**Prompt**
Please give these records again, switching every "observed-point" to "measured-point" and leaving everything else unchanged.

____

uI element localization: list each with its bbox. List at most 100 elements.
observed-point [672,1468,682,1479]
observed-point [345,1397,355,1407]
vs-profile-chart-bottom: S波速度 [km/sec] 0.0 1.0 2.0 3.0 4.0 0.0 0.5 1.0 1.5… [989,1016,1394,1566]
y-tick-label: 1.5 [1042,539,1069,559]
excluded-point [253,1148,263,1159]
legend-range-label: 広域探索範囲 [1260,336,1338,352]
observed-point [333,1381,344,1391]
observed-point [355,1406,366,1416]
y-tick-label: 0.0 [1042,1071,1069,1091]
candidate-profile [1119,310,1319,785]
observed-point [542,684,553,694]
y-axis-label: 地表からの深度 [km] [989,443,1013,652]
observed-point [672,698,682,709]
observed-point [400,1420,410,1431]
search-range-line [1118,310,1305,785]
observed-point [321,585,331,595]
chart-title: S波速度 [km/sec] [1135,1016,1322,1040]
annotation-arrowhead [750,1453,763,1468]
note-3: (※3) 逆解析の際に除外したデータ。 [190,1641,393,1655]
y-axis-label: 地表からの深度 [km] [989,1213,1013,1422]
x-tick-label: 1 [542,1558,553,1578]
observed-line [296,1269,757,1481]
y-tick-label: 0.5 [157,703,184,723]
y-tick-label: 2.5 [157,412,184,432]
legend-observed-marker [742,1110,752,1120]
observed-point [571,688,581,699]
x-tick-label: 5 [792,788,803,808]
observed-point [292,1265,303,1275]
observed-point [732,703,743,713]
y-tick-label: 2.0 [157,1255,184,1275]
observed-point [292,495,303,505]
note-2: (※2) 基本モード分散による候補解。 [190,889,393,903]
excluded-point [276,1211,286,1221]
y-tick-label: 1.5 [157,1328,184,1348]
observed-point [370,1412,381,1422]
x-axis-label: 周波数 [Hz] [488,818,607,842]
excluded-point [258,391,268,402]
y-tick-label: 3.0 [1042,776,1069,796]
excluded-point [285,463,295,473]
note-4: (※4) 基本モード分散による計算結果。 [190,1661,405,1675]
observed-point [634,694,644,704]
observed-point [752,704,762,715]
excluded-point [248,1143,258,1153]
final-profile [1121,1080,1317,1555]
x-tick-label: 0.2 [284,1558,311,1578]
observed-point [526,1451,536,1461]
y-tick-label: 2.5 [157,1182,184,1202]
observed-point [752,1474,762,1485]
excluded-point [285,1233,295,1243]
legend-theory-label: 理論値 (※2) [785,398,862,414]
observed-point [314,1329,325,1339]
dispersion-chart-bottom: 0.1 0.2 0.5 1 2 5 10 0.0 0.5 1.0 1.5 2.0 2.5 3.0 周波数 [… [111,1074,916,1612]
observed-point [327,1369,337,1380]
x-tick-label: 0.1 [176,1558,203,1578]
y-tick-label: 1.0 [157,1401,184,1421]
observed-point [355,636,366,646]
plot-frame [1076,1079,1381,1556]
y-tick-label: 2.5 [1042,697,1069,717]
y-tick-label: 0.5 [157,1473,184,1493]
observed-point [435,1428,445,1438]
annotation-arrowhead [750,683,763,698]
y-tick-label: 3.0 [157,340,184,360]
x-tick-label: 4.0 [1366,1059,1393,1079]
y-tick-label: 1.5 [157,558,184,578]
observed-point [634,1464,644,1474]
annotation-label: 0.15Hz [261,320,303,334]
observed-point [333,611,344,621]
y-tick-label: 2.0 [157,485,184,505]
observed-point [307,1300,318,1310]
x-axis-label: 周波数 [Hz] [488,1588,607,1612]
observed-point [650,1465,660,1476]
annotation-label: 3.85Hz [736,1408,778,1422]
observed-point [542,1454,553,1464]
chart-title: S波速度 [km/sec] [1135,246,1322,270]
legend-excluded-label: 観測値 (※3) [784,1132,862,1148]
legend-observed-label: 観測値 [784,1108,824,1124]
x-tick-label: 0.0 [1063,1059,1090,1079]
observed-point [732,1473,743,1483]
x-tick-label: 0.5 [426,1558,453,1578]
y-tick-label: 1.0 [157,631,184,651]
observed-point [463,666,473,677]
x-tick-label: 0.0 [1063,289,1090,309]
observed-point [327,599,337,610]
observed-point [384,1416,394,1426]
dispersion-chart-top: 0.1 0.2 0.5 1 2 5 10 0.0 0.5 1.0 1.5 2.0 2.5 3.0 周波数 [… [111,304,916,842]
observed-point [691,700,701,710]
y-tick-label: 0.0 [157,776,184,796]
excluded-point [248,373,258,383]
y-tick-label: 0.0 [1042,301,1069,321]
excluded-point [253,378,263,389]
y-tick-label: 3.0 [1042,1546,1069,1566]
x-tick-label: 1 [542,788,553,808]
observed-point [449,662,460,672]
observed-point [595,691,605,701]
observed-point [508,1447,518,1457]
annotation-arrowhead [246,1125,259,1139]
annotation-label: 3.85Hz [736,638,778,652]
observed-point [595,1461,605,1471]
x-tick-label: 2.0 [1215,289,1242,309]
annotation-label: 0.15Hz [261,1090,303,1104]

____

**Exercise result**
uI element localization: list each with its bbox. List at most 100 elements.
measured-point [672,1468,682,1479]
measured-point [345,1397,355,1407]
vs-profile-chart-bottom: S波速度 [km/sec] 0.0 1.0 2.0 3.0 4.0 0.0 0.5 1.0 1.5… [989,1016,1394,1566]
y-tick-label: 1.5 [1042,539,1069,559]
excluded-point [253,1148,263,1159]
legend-range-label: 広域探索範囲 [1260,336,1338,352]
measured-point [333,1381,344,1391]
measured-point [355,1406,366,1416]
y-tick-label: 0.0 [1042,1071,1069,1091]
candidate-profile [1119,310,1319,785]
measured-point [542,684,553,694]
y-axis-label: 地表からの深度 [km] [989,443,1013,652]
measured-point [672,698,682,709]
measured-point [400,1420,410,1431]
search-range-line [1118,310,1305,785]
measured-point [321,585,331,595]
chart-title: S波速度 [km/sec] [1135,1016,1322,1040]
annotation-arrowhead [750,1453,763,1468]
note-3: (※3) 逆解析の際に除外したデータ。 [190,1641,393,1655]
y-axis-label: 地表からの深度 [km] [989,1213,1013,1422]
x-tick-label: 1 [542,1558,553,1578]
observed-line [296,1269,757,1481]
y-tick-label: 0.5 [157,703,184,723]
y-tick-label: 2.5 [157,412,184,432]
legend-observed-marker [742,1110,752,1120]
measured-point [571,688,581,699]
x-tick-label: 5 [792,788,803,808]
measured-point [292,1265,303,1275]
measured-point [732,703,743,713]
y-tick-label: 2.0 [157,1255,184,1275]
measured-point [292,495,303,505]
note-2: (※2) 基本モード分散による候補解。 [190,889,393,903]
excluded-point [276,1211,286,1221]
y-tick-label: 1.5 [157,1328,184,1348]
measured-point [370,1412,381,1422]
x-axis-label: 周波数 [Hz] [488,818,607,842]
excluded-point [258,391,268,402]
y-tick-label: 3.0 [1042,776,1069,796]
excluded-point [285,463,295,473]
note-4: (※4) 基本モード分散による計算結果。 [190,1661,405,1675]
measured-point [634,694,644,704]
measured-point [752,704,762,715]
excluded-point [248,1143,258,1153]
final-profile [1121,1080,1317,1555]
x-tick-label: 0.2 [284,1558,311,1578]
measured-point [526,1451,536,1461]
y-tick-label: 2.5 [157,1182,184,1202]
measured-point [752,1474,762,1485]
excluded-point [285,1233,295,1243]
legend-theory-label: 理論値 (※2) [785,398,862,414]
measured-point [314,1329,325,1339]
dispersion-chart-bottom: 0.1 0.2 0.5 1 2 5 10 0.0 0.5 1.0 1.5 2.0 2.5 3.0 周波数 [… [111,1074,916,1612]
measured-point [327,1369,337,1380]
x-tick-label: 0.1 [176,1558,203,1578]
y-tick-label: 1.0 [157,1401,184,1421]
measured-point [355,636,366,646]
plot-frame [1076,1079,1381,1556]
y-tick-label: 2.5 [1042,697,1069,717]
y-tick-label: 0.5 [157,1473,184,1493]
measured-point [435,1428,445,1438]
annotation-arrowhead [750,683,763,698]
y-tick-label: 3.0 [157,340,184,360]
x-tick-label: 4.0 [1366,1059,1393,1079]
y-tick-label: 1.5 [157,558,184,578]
measured-point [634,1464,644,1474]
annotation-label: 0.15Hz [261,320,303,334]
measured-point [333,611,344,621]
y-tick-label: 2.0 [157,485,184,505]
measured-point [307,1300,318,1310]
x-axis-label: 周波数 [Hz] [488,1588,607,1612]
measured-point [650,1465,660,1476]
annotation-label: 3.85Hz [736,1408,778,1422]
measured-point [542,1454,553,1464]
chart-title: S波速度 [km/sec] [1135,246,1322,270]
legend-excluded-label: 観測値 (※3) [784,1132,862,1148]
legend-observed-label: 観測値 [784,1108,824,1124]
x-tick-label: 0.0 [1063,1059,1090,1079]
measured-point [732,1473,743,1483]
x-tick-label: 0.5 [426,1558,453,1578]
y-tick-label: 1.0 [157,631,184,651]
measured-point [463,666,473,677]
x-tick-label: 0.0 [1063,289,1090,309]
measured-point [327,599,337,610]
measured-point [384,1416,394,1426]
dispersion-chart-top: 0.1 0.2 0.5 1 2 5 10 0.0 0.5 1.0 1.5 2.0 2.5 3.0 周波数 [… [111,304,916,842]
measured-point [691,700,701,710]
y-tick-label: 0.0 [157,776,184,796]
excluded-point [248,373,258,383]
y-tick-label: 0.0 [1042,301,1069,321]
excluded-point [253,378,263,389]
y-tick-label: 3.0 [1042,1546,1069,1566]
x-tick-label: 1 [542,788,553,808]
measured-point [449,662,460,672]
measured-point [595,691,605,701]
measured-point [508,1447,518,1457]
annotation-arrowhead [246,1125,259,1139]
annotation-label: 3.85Hz [736,638,778,652]
measured-point [595,1461,605,1471]
x-tick-label: 2.0 [1215,289,1242,309]
annotation-label: 0.15Hz [261,1090,303,1104]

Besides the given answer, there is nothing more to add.